Records for processing ::
— Start —

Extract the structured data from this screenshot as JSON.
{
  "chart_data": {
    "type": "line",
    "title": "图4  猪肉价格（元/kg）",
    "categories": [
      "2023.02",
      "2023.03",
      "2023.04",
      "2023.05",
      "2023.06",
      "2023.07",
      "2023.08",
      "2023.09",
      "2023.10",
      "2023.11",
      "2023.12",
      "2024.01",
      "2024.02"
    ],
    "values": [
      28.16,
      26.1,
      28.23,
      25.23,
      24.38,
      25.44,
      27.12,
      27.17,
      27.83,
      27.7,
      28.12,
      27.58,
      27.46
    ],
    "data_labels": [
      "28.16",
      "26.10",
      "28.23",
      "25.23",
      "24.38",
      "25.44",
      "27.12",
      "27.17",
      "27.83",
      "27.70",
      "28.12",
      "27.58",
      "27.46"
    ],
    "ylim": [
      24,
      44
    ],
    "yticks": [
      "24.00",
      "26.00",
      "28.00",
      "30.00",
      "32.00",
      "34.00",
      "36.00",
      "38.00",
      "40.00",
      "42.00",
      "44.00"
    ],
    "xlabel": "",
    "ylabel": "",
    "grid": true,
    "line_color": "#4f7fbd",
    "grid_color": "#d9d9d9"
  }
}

— End —

What you will do :: Every entry above needs to be quoted exactly.

In response ::
Extract the structured data from this screenshot as JSON.
{
  "chart_data": {
    "type": "line",
    "title": "图4  猪肉价格（元/kg）",
    "categories": [
      "2023.02",
      "2023.03",
      "2023.04",
      "2023.05",
      "2023.06",
      "2023.07",
      "2023.08",
      "2023.09",
      "2023.10",
      "2023.11",
      "2023.12",
      "2024.01",
      "2024.02"
    ],
    "values": [
      28.16,
      26.1,
      28.23,
      25.23,
      24.38,
      25.44,
      27.12,
      27.17,
      27.83,
      27.7,
      28.12,
      27.58,
      27.46
    ],
    "data_labels": [
      "28.16",
      "26.10",
      "28.23",
      "25.23",
      "24.38",
      "25.44",
      "27.12",
      "27.17",
      "27.83",
      "27.70",
      "28.12",
      "27.58",
      "27.46"
    ],
    "ylim": [
      24,
      44
    ],
    "yticks": [
      "24.00",
      "26.00",
      "28.00",
      "30.00",
      "32.00",
      "34.00",
      "36.00",
      "38.00",
      "40.00",
      "42.00",
      "44.00"
    ],
    "xlabel": "",
    "ylabel": "",
    "grid": true,
    "line_color": "#4f7fbd",
    "grid_color": "#d9d9d9"
  }
}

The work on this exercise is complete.